BEGIN Provided records

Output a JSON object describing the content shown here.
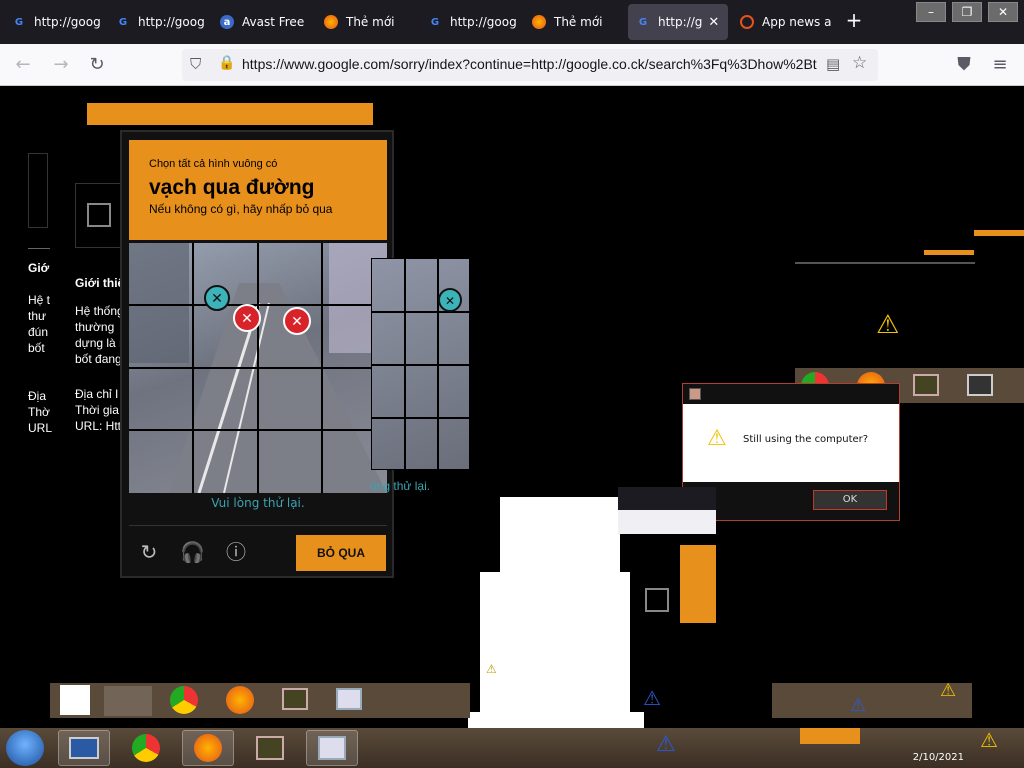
{
  "browser": {
    "tabs": [
      {
        "title": "http://goog",
        "favicon": "google-icon",
        "active": false
      },
      {
        "title": "http://goog",
        "favicon": "google-icon",
        "active": false
      },
      {
        "title": "Avast Free",
        "favicon": "avast-icon",
        "active": false
      },
      {
        "title": "Thẻ mới",
        "favicon": "firefox-icon",
        "active": false
      },
      {
        "title": "http://goog",
        "favicon": "google-icon",
        "active": false
      },
      {
        "title": "Thẻ mới",
        "favicon": "firefox-icon",
        "active": false
      },
      {
        "title": "http://g",
        "favicon": "google-icon",
        "active": true
      },
      {
        "title": "App news a",
        "favicon": "app-icon",
        "active": false
      }
    ],
    "url": "https://www.google.com/sorry/index?continue=http://google.co.ck/search%3Fq%3Dhow%2Bt"
  },
  "captcha": {
    "line1": "Chọn tất cả hình vuông có",
    "line2": "vạch qua đường",
    "line3": "Nếu không có gì, hãy nhấp bỏ qua",
    "retry_msg": "Vui lòng thử lại.",
    "retry_msg_ghost": "òng thử lại.",
    "skip_label": "BỎ QUA"
  },
  "sidebar_ghost": {
    "heading_partial": "Giớ",
    "heading2_partial": "Giới thiệ",
    "para_lines": [
      "Hệ t",
      "thư",
      "đún",
      "bốt"
    ],
    "para2_lines": [
      "Hệ thống",
      "thường",
      "dựng là r",
      "bốt đang"
    ],
    "addr_lines": [
      "Địa",
      "Thờ",
      "URL"
    ],
    "addr2_lines": [
      "Địa chỉ I",
      "Thời gia",
      "URL: Http"
    ]
  },
  "dialog": {
    "message": "Still using the computer?",
    "ok_label": "OK"
  },
  "taskbar": {
    "clock": "2/10/2021"
  },
  "colors": {
    "captcha_orange": "#e8901c",
    "dialog_border": "#b04030",
    "taskbar": "#3b2f24"
  }
}
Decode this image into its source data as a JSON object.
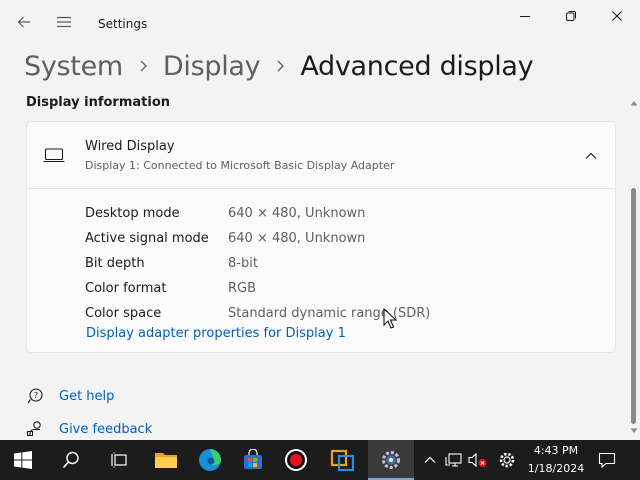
{
  "window": {
    "app_title": "Settings",
    "back_icon": "back-arrow-icon",
    "menu_icon": "hamburger-menu-icon"
  },
  "breadcrumb": {
    "items": [
      "System",
      "Display",
      "Advanced display"
    ]
  },
  "section": {
    "title": "Display information"
  },
  "display_card": {
    "title": "Wired Display",
    "subtitle": "Display 1: Connected to Microsoft Basic Display Adapter",
    "expanded": true,
    "rows": [
      {
        "label": "Desktop mode",
        "value": "640 × 480, Unknown"
      },
      {
        "label": "Active signal mode",
        "value": "640 × 480, Unknown"
      },
      {
        "label": "Bit depth",
        "value": "8-bit"
      },
      {
        "label": "Color format",
        "value": "RGB"
      },
      {
        "label": "Color space",
        "value": "Standard dynamic range (SDR)"
      }
    ],
    "link": "Display adapter properties for Display 1"
  },
  "help": {
    "get_help": "Get help",
    "give_feedback": "Give feedback"
  },
  "taskbar": {
    "apps": [
      "start",
      "search",
      "task-view",
      "file-explorer",
      "edge",
      "store",
      "recorder",
      "virtualbox",
      "settings"
    ],
    "active_app": "settings",
    "time": "4:43 PM",
    "date": "1/18/2024"
  },
  "colors": {
    "accent": "#005fb8",
    "background": "#f3f3f3",
    "card": "#fbfbfb",
    "taskbar": "#1c1c1c"
  }
}
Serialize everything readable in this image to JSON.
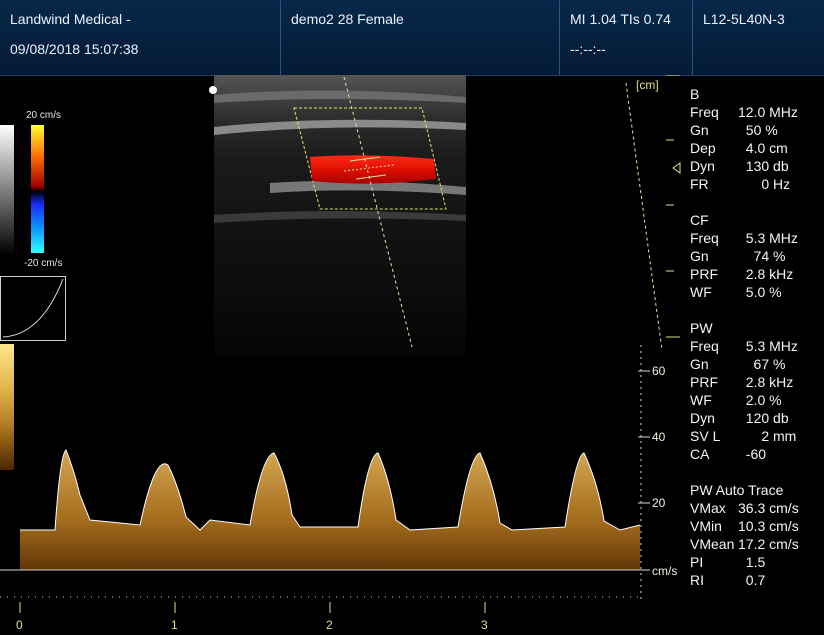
{
  "header": {
    "org_name": "Landwind Medical -",
    "datetime": "09/08/2018 15:07:38",
    "patient": "demo2 28 Female",
    "mi_tis": "MI 1.04 TIs 0.74",
    "mi_tis_sub": "--:--:--",
    "probe": "L12-5L40N-3"
  },
  "color_scale": {
    "top": "20 cm/s",
    "bottom": "-20 cm/s"
  },
  "depth_unit": "[cm]",
  "doppler": {
    "scale_values": [
      "60",
      "40",
      "20"
    ],
    "unit": "cm/s",
    "time_ticks": [
      "0",
      "1",
      "2",
      "3"
    ]
  },
  "params": {
    "b": {
      "title": "B",
      "rows": [
        {
          "label": "Freq",
          "value": "12.0 MHz"
        },
        {
          "label": "Gn",
          "value": "  50 %"
        },
        {
          "label": "Dep",
          "value": "  4.0 cm"
        },
        {
          "label": "Dyn",
          "value": "  130 db"
        },
        {
          "label": "FR",
          "value": "      0 Hz"
        }
      ]
    },
    "cf": {
      "title": "CF",
      "rows": [
        {
          "label": "Freq",
          "value": "  5.3 MHz"
        },
        {
          "label": "Gn",
          "value": "    74 %"
        },
        {
          "label": "PRF",
          "value": "  2.8 kHz"
        },
        {
          "label": "WF",
          "value": "  5.0 %"
        }
      ]
    },
    "pw": {
      "title": "PW",
      "rows": [
        {
          "label": "Freq",
          "value": "  5.3 MHz"
        },
        {
          "label": "Gn",
          "value": "    67 %"
        },
        {
          "label": "PRF",
          "value": "  2.8 kHz"
        },
        {
          "label": "WF",
          "value": "  2.0 %"
        },
        {
          "label": "Dyn",
          "value": "  120 db"
        },
        {
          "label": "SV L",
          "value": "      2 mm"
        },
        {
          "label": "CA",
          "value": "  -60"
        }
      ]
    },
    "trace": {
      "title": "PW Auto Trace",
      "rows": [
        {
          "label": "VMax",
          "value": "36.3 cm/s"
        },
        {
          "label": "VMin",
          "value": "10.3 cm/s"
        },
        {
          "label": "VMean",
          "value": "17.2 cm/s"
        },
        {
          "label": "PI",
          "value": "  1.5"
        },
        {
          "label": "RI",
          "value": "  0.7"
        }
      ]
    }
  }
}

END Provided records

• **Objective**:
Give the data again exactly as written, with all pictures left out.

• **Response to the exercise**:
Output a JSON object describing the content shown here.
{
  "browser": {
    "tabs": [
      {
        "title": "http://goog",
        "favicon": "google-icon",
        "active": false
      },
      {
        "title": "http://goog",
        "favicon": "google-icon",
        "active": false
      },
      {
        "title": "Avast Free",
        "favicon": "avast-icon",
        "active": false
      },
      {
        "title": "Thẻ mới",
        "favicon": "firefox-icon",
        "active": false
      },
      {
        "title": "http://goog",
        "favicon": "google-icon",
        "active": false
      },
      {
        "title": "Thẻ mới",
        "favicon": "firefox-icon",
        "active": false
      },
      {
        "title": "http://g",
        "favicon": "google-icon",
        "active": true
      },
      {
        "title": "App news a",
        "favicon": "app-icon",
        "active": false
      }
    ],
    "url": "https://www.google.com/sorry/index?continue=http://google.co.ck/search%3Fq%3Dhow%2Bt"
  },
  "captcha": {
    "line1": "Chọn tất cả hình vuông có",
    "line2": "vạch qua đường",
    "line3": "Nếu không có gì, hãy nhấp bỏ qua",
    "retry_msg": "Vui lòng thử lại.",
    "retry_msg_ghost": "òng thử lại.",
    "skip_label": "BỎ QUA"
  },
  "sidebar_ghost": {
    "heading_partial": "Giớ",
    "heading2_partial": "Giới thiệ",
    "para_lines": [
      "Hệ t",
      "thư",
      "đún",
      "bốt"
    ],
    "para2_lines": [
      "Hệ thống",
      "thường",
      "dựng là r",
      "bốt đang"
    ],
    "addr_lines": [
      "Địa",
      "Thờ",
      "URL"
    ],
    "addr2_lines": [
      "Địa chỉ I",
      "Thời gia",
      "URL: Http"
    ]
  },
  "dialog": {
    "message": "Still using the computer?",
    "ok_label": "OK"
  },
  "taskbar": {
    "clock": "2/10/2021"
  },
  "colors": {
    "captcha_orange": "#e8901c",
    "dialog_border": "#b04030",
    "taskbar": "#3b2f24"
  }
}
Decode this image into its source data as a JSON object.
{
  "window": {
    "app_title": "Settings",
    "back_icon": "back-arrow-icon",
    "menu_icon": "hamburger-menu-icon"
  },
  "breadcrumb": {
    "items": [
      "System",
      "Display",
      "Advanced display"
    ]
  },
  "section": {
    "title": "Display information"
  },
  "display_card": {
    "title": "Wired Display",
    "subtitle": "Display 1: Connected to Microsoft Basic Display Adapter",
    "expanded": true,
    "rows": [
      {
        "label": "Desktop mode",
        "value": "640 × 480, Unknown"
      },
      {
        "label": "Active signal mode",
        "value": "640 × 480, Unknown"
      },
      {
        "label": "Bit depth",
        "value": "8-bit"
      },
      {
        "label": "Color format",
        "value": "RGB"
      },
      {
        "label": "Color space",
        "value": "Standard dynamic range (SDR)"
      }
    ],
    "link": "Display adapter properties for Display 1"
  },
  "help": {
    "get_help": "Get help",
    "give_feedback": "Give feedback"
  },
  "taskbar": {
    "apps": [
      "start",
      "search",
      "task-view",
      "file-explorer",
      "edge",
      "store",
      "recorder",
      "virtualbox",
      "settings"
    ],
    "active_app": "settings",
    "time": "4:43 PM",
    "date": "1/18/2024"
  },
  "colors": {
    "accent": "#005fb8",
    "background": "#f3f3f3",
    "card": "#fbfbfb",
    "taskbar": "#1c1c1c"
  }
}
Serialize everything readable in this image to JSON.
{
  "header": {
    "org_name": "Landwind Medical -",
    "datetime": "09/08/2018 15:07:38",
    "patient": "demo2 28 Female",
    "mi_tis": "MI 1.04 TIs 0.74",
    "mi_tis_sub": "--:--:--",
    "probe": "L12-5L40N-3"
  },
  "color_scale": {
    "top": "20 cm/s",
    "bottom": "-20 cm/s"
  },
  "depth_unit": "[cm]",
  "doppler": {
    "scale_values": [
      "60",
      "40",
      "20"
    ],
    "unit": "cm/s",
    "time_ticks": [
      "0",
      "1",
      "2",
      "3"
    ]
  },
  "params": {
    "b": {
      "title": "B",
      "rows": [
        {
          "label": "Freq",
          "value": "12.0 MHz"
        },
        {
          "label": "Gn",
          "value": "  50 %"
        },
        {
          "label": "Dep",
          "value": "  4.0 cm"
        },
        {
          "label": "Dyn",
          "value": "  130 db"
        },
        {
          "label": "FR",
          "value": "      0 Hz"
        }
      ]
    },
    "cf": {
      "title": "CF",
      "rows": [
        {
          "label": "Freq",
          "value": "  5.3 MHz"
        },
        {
          "label": "Gn",
          "value": "    74 %"
        },
        {
          "label": "PRF",
          "value": "  2.8 kHz"
        },
        {
          "label": "WF",
          "value": "  5.0 %"
        }
      ]
    },
    "pw": {
      "title": "PW",
      "rows": [
        {
          "label": "Freq",
          "value": "  5.3 MHz"
        },
        {
          "label": "Gn",
          "value": "    67 %"
        },
        {
          "label": "PRF",
          "value": "  2.8 kHz"
        },
        {
          "label": "WF",
          "value": "  2.0 %"
        },
        {
          "label": "Dyn",
          "value": "  120 db"
        },
        {
          "label": "SV L",
          "value": "      2 mm"
        },
        {
          "label": "CA",
          "value": "  -60"
        }
      ]
    },
    "trace": {
      "title": "PW Auto Trace",
      "rows": [
        {
          "label": "VMax",
          "value": "36.3 cm/s"
        },
        {
          "label": "VMin",
          "value": "10.3 cm/s"
        },
        {
          "label": "VMean",
          "value": "17.2 cm/s"
        },
        {
          "label": "PI",
          "value": "  1.5"
        },
        {
          "label": "RI",
          "value": "  0.7"
        }
      ]
    }
  }
}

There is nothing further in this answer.